- [Directive] Pull out every line of the items below that contains the string "page", copying each line in full.

(Element and region listings)
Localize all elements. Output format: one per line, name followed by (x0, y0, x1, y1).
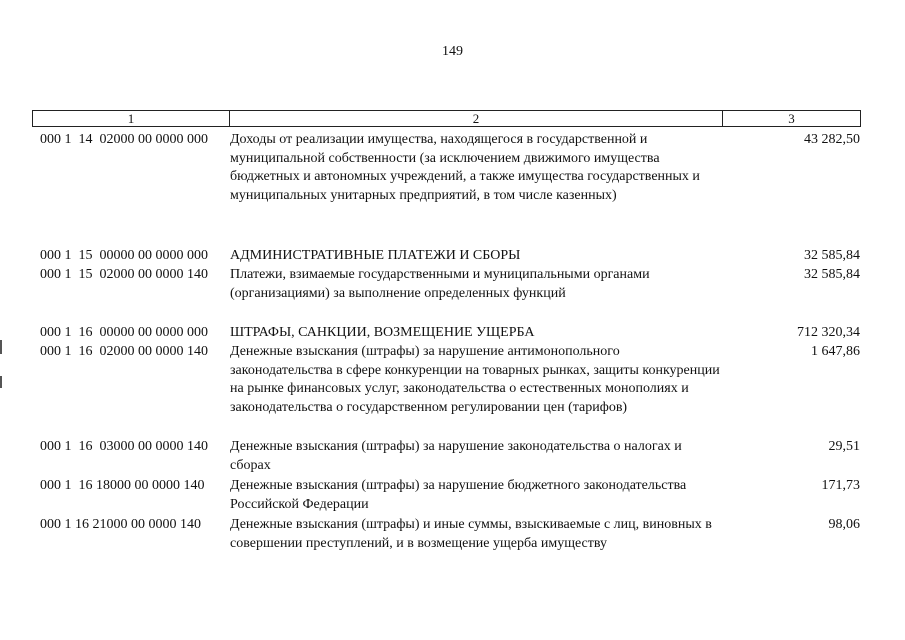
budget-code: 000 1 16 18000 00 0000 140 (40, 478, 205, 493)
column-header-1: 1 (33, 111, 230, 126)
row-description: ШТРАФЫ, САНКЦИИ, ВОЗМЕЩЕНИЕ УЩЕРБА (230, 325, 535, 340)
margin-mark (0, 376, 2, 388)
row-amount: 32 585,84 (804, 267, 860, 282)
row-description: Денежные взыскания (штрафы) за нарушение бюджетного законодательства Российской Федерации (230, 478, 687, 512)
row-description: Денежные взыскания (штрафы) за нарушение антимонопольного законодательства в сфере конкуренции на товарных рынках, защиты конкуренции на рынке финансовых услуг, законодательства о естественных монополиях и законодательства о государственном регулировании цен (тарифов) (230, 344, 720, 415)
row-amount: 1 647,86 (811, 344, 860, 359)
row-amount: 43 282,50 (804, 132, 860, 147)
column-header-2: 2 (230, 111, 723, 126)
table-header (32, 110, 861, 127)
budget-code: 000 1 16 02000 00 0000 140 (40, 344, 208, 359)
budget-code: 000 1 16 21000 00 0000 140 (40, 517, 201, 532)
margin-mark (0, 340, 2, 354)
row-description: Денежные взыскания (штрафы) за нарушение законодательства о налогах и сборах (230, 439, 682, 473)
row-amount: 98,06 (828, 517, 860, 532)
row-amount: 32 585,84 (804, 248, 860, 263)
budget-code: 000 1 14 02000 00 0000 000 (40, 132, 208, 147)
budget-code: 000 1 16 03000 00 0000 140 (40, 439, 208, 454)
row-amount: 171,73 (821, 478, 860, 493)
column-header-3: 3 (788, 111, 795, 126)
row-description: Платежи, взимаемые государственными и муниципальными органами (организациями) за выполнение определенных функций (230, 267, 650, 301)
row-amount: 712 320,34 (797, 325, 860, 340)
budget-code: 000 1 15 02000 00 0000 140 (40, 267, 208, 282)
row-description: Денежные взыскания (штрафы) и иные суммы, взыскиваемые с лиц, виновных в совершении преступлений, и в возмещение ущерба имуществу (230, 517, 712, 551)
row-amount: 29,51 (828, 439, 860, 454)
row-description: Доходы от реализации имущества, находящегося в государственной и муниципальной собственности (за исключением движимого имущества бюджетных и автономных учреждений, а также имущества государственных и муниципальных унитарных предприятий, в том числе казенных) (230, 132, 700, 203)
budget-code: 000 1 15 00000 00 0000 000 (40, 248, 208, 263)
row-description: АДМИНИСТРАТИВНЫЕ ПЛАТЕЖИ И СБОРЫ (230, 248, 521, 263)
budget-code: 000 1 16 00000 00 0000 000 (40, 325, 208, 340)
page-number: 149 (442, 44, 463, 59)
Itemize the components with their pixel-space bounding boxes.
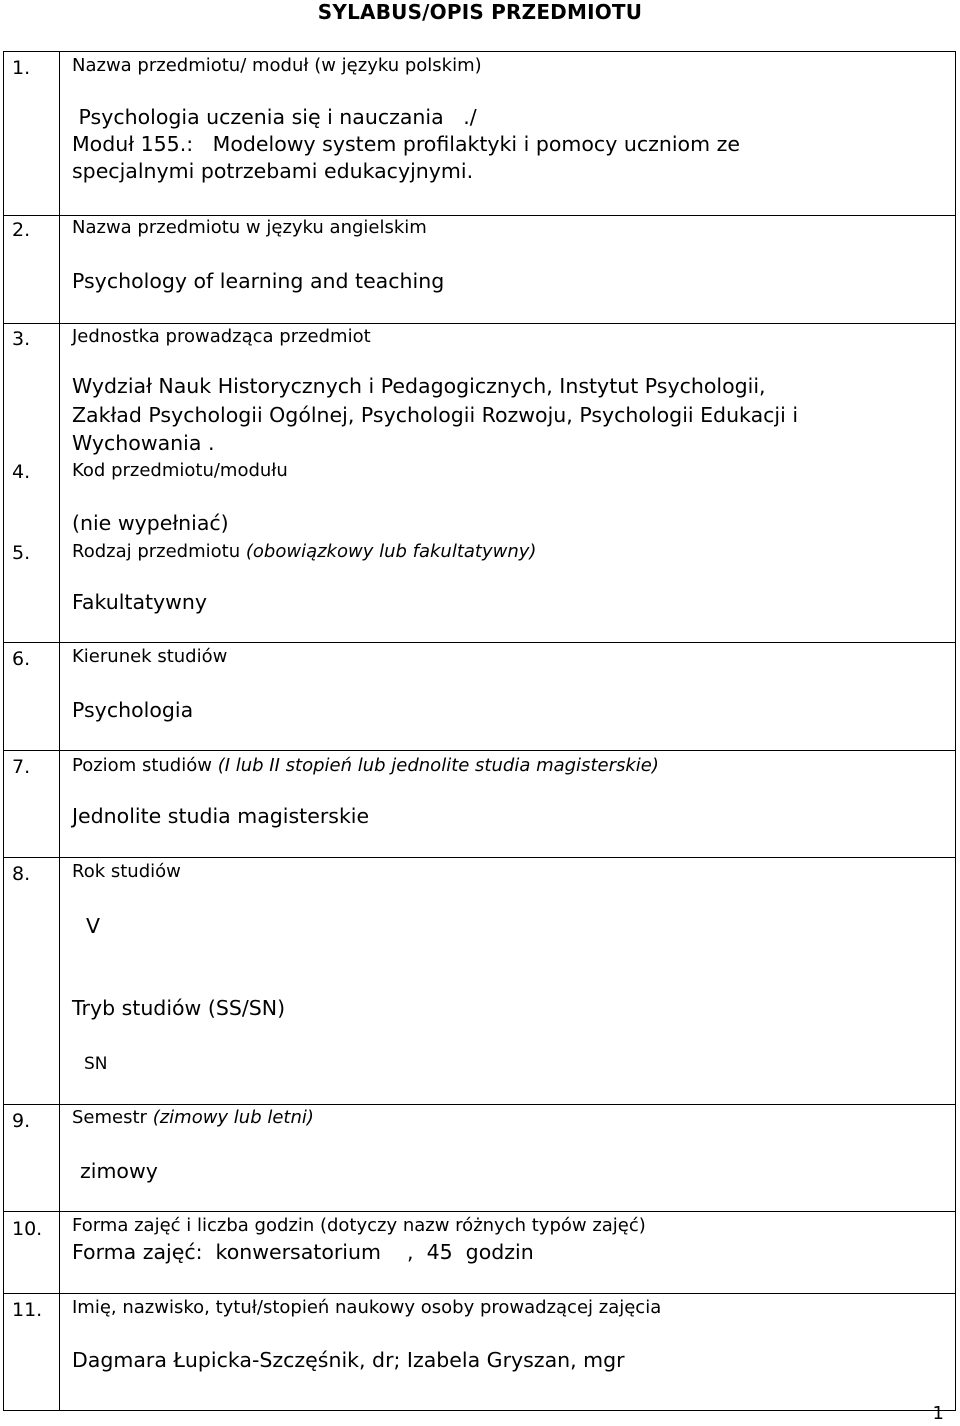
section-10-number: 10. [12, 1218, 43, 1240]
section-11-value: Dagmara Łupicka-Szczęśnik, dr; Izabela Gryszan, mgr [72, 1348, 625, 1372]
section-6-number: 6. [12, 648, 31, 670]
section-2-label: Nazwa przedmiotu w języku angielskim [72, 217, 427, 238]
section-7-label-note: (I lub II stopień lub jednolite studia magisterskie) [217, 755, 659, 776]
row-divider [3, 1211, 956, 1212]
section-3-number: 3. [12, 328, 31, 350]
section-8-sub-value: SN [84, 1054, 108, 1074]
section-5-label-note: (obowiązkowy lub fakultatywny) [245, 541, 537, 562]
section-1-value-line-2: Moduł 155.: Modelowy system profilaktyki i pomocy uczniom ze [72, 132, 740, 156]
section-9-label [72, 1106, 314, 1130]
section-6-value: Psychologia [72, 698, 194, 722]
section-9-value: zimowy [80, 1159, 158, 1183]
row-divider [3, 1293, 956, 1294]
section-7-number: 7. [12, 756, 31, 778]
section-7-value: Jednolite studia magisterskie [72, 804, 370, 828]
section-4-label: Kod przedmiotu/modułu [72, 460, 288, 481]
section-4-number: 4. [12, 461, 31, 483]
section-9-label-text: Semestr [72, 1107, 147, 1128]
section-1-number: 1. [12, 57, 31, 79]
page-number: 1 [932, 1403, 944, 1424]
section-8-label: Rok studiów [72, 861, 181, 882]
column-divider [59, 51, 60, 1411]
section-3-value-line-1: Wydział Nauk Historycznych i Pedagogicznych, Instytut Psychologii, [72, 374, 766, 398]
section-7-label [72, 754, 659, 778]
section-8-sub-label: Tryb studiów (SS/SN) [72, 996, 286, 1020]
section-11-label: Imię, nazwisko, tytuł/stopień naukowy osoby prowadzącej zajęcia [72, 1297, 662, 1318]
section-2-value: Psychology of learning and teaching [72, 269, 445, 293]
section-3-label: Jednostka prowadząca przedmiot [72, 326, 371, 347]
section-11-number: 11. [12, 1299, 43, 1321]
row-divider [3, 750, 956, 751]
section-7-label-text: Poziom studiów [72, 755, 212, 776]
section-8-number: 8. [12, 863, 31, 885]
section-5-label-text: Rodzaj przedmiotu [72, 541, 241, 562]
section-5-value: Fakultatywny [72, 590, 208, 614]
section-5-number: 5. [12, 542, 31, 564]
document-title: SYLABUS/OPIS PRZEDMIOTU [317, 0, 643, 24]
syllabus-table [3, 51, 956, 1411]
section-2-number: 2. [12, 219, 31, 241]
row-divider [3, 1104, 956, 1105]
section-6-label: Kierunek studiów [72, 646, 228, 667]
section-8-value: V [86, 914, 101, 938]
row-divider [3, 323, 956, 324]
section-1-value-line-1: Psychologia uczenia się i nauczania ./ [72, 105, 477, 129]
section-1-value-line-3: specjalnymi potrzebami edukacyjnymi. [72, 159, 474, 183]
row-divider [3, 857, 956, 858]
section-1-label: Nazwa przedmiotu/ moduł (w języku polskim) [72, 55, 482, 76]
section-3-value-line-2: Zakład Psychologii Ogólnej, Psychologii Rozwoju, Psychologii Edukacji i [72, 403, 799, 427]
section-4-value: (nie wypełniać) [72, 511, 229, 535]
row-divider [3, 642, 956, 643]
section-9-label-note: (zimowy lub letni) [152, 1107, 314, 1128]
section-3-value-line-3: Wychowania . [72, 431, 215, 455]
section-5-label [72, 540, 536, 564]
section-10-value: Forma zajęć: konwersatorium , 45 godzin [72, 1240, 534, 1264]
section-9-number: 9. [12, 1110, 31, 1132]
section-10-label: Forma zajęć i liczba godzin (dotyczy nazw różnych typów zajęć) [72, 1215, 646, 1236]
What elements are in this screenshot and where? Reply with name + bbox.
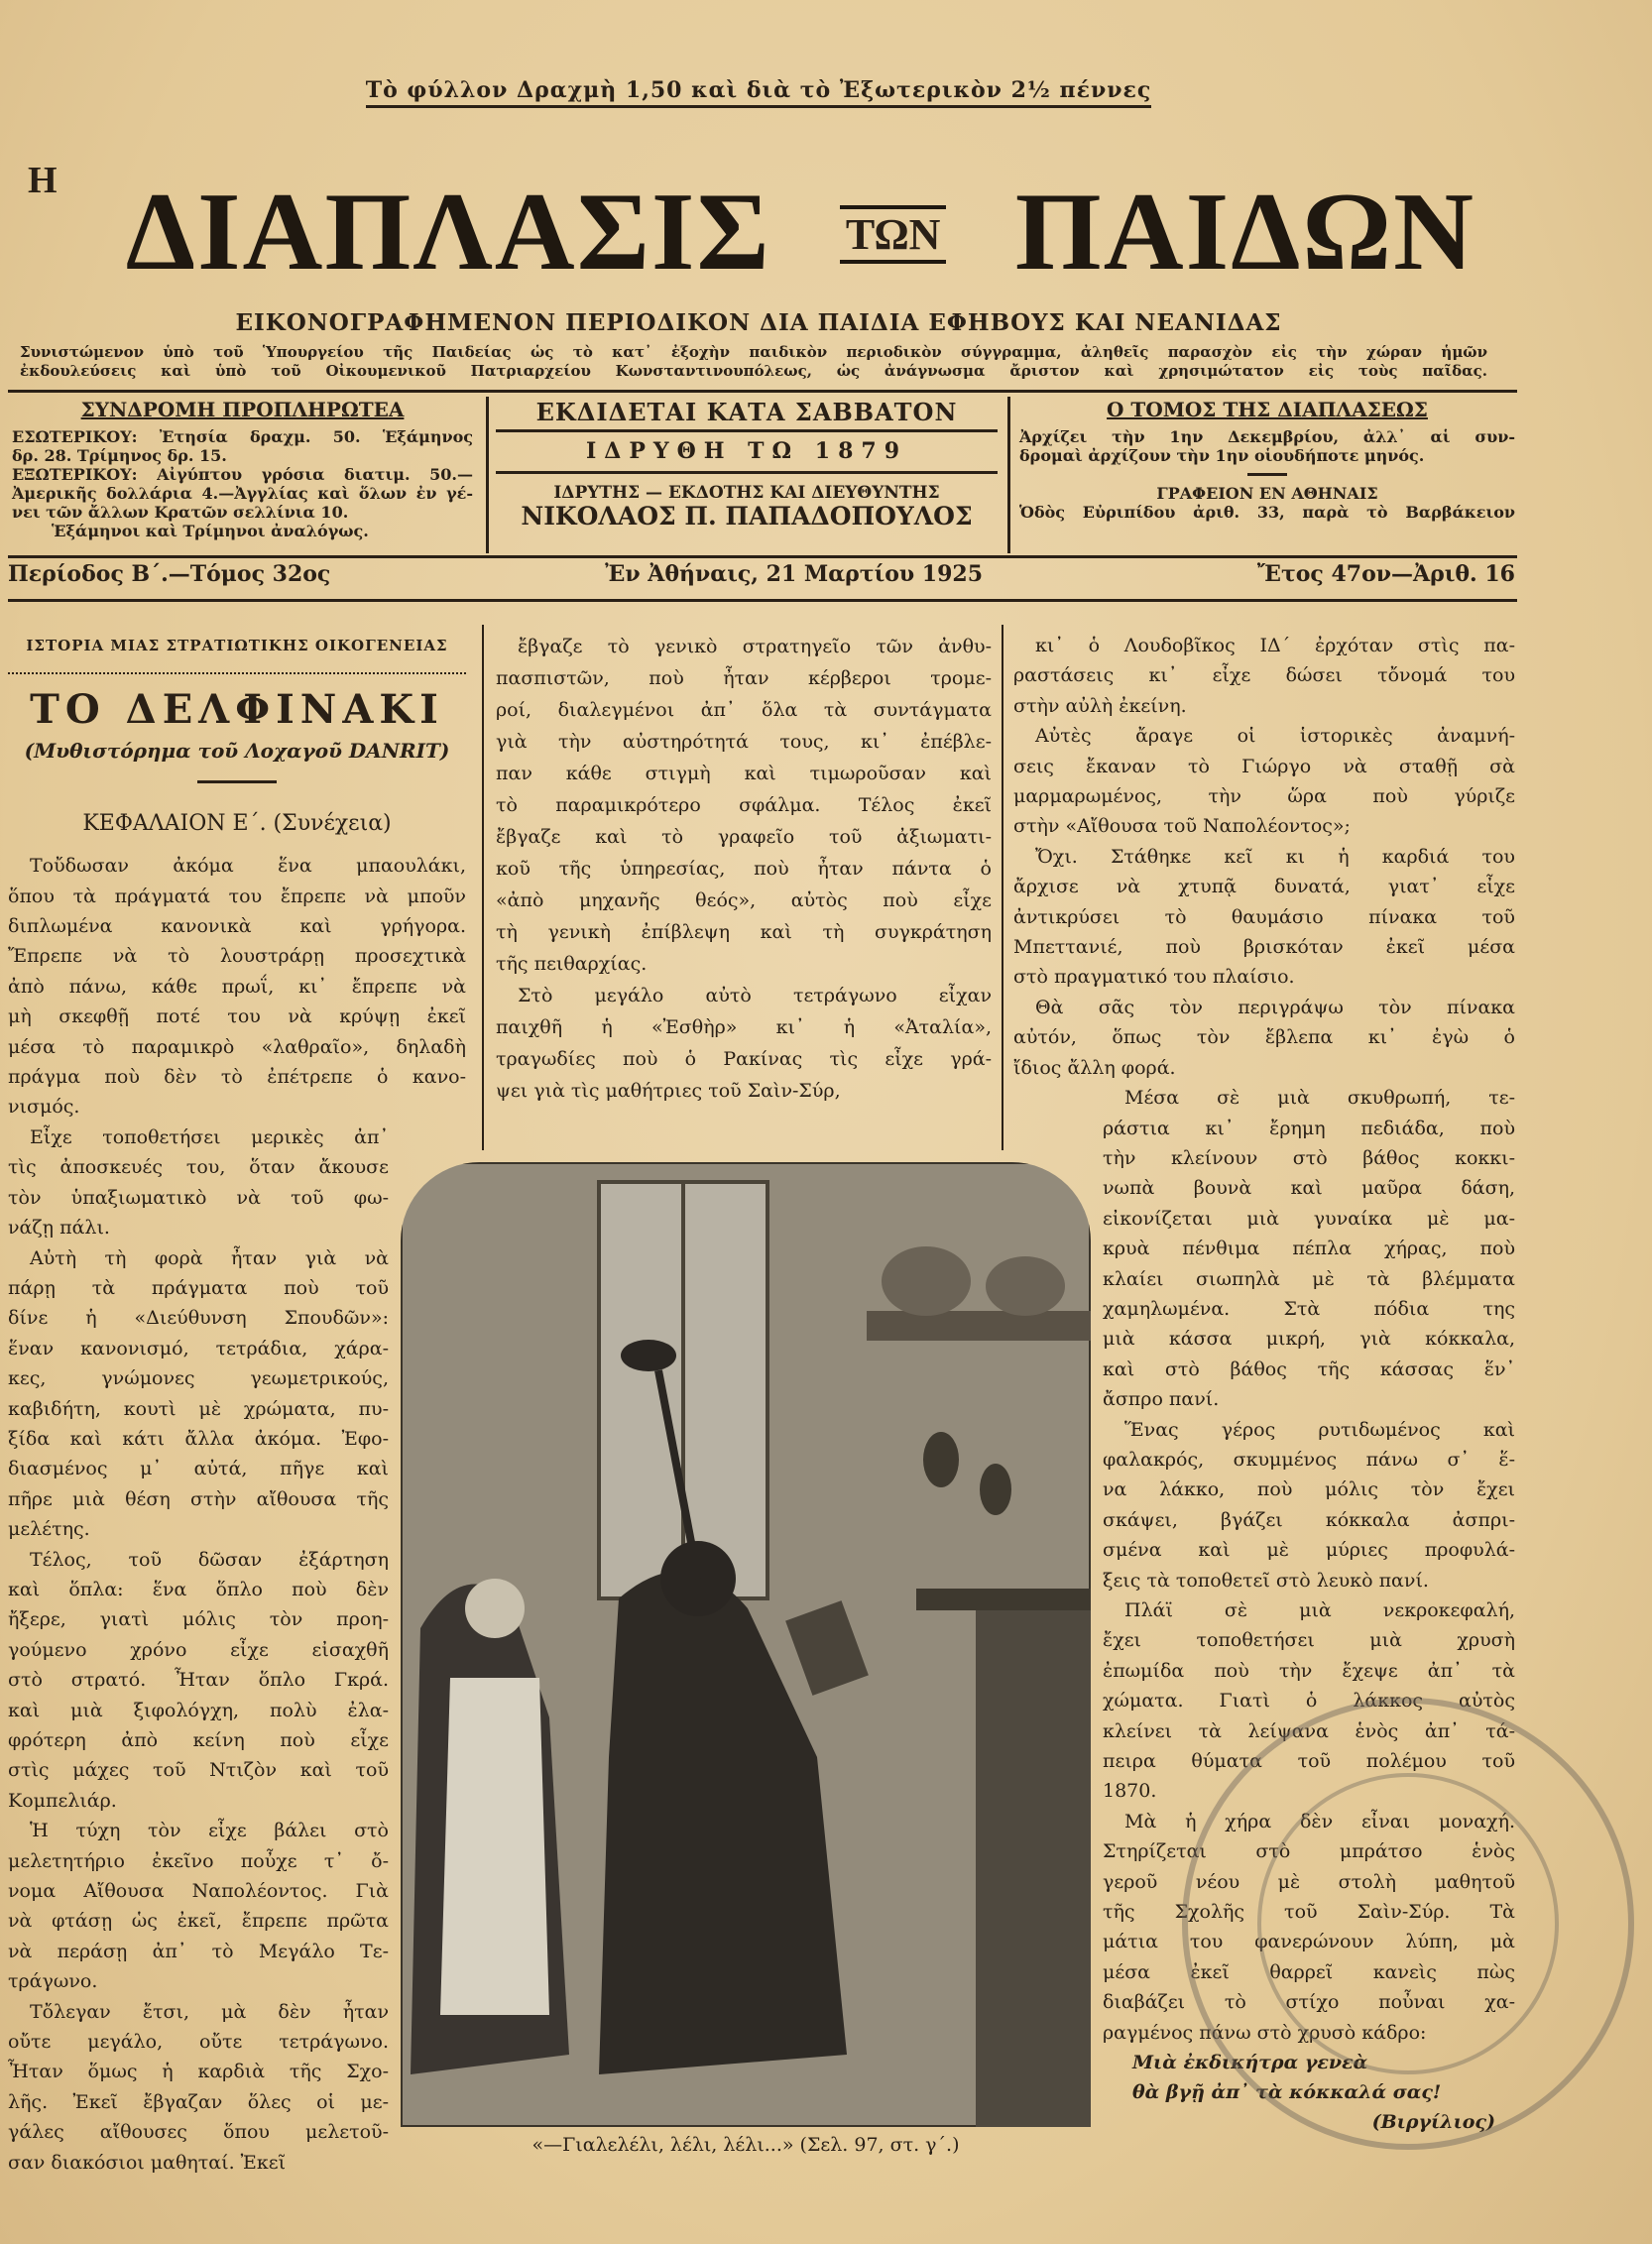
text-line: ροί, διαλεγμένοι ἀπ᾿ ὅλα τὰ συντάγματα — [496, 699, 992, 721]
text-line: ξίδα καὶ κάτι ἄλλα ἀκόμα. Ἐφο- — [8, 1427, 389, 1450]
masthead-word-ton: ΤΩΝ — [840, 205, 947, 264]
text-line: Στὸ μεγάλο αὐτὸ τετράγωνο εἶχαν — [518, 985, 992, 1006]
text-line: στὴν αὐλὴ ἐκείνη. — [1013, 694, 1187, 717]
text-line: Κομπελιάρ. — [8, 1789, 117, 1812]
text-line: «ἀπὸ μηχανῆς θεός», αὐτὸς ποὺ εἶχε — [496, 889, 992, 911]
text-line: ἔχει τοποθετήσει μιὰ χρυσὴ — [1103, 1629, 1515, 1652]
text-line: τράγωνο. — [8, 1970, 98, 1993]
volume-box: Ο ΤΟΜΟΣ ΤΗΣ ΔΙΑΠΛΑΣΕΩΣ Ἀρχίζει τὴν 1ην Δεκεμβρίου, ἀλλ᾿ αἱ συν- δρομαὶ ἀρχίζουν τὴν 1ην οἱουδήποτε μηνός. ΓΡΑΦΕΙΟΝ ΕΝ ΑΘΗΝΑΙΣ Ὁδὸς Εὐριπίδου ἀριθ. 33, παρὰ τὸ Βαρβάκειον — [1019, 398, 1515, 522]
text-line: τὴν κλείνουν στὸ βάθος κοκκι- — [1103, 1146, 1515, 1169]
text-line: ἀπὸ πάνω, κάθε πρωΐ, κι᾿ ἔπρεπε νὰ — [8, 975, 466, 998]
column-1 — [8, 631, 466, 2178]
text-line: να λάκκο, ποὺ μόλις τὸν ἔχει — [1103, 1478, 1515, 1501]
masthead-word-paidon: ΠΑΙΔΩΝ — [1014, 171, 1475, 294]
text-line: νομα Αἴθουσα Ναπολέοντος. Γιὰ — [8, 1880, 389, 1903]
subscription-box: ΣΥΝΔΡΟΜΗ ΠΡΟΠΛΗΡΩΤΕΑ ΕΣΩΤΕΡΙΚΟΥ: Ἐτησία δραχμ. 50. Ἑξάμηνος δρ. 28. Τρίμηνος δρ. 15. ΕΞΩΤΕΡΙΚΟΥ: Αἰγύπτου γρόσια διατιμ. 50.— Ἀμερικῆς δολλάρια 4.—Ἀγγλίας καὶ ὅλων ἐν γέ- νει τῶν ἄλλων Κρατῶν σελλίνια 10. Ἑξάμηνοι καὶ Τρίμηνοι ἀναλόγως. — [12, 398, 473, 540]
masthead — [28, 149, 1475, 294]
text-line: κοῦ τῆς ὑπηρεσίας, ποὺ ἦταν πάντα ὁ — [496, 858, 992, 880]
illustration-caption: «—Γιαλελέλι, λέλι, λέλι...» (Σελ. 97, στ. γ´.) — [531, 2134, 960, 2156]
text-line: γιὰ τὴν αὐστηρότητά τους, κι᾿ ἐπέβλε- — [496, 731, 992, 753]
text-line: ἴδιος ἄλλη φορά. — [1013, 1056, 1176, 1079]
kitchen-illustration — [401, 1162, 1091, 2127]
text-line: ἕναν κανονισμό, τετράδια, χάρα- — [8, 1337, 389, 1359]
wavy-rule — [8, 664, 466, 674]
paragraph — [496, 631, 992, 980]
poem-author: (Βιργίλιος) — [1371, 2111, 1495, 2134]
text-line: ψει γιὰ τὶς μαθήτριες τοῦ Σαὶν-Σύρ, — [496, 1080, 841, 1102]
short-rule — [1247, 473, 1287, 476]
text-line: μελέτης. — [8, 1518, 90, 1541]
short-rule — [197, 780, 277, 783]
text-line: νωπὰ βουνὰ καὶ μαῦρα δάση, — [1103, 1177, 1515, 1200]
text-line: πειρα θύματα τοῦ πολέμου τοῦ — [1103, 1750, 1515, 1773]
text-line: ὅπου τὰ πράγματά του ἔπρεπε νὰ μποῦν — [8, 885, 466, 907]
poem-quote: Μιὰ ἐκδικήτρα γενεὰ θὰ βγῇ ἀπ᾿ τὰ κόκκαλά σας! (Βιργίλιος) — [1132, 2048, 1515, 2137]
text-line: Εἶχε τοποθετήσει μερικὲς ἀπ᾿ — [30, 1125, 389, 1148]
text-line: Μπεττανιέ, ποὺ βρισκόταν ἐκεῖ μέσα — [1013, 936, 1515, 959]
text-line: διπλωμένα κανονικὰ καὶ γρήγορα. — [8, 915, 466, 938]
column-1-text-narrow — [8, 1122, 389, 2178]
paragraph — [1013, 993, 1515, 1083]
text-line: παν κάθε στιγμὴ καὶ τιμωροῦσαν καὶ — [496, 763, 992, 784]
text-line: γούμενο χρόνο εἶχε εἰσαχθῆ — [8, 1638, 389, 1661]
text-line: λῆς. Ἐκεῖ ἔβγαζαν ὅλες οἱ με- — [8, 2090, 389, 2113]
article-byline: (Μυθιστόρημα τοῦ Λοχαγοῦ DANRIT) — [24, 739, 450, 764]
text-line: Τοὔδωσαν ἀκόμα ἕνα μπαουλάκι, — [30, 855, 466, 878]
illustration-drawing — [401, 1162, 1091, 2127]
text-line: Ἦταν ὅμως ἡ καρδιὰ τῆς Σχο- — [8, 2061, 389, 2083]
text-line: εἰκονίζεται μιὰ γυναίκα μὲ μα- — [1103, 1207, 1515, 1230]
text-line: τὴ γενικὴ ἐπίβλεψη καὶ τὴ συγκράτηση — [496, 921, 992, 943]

- [Solution for this task]
page-number: 149 (442, 44, 463, 59)
page-number: 1 [932, 1403, 944, 1424]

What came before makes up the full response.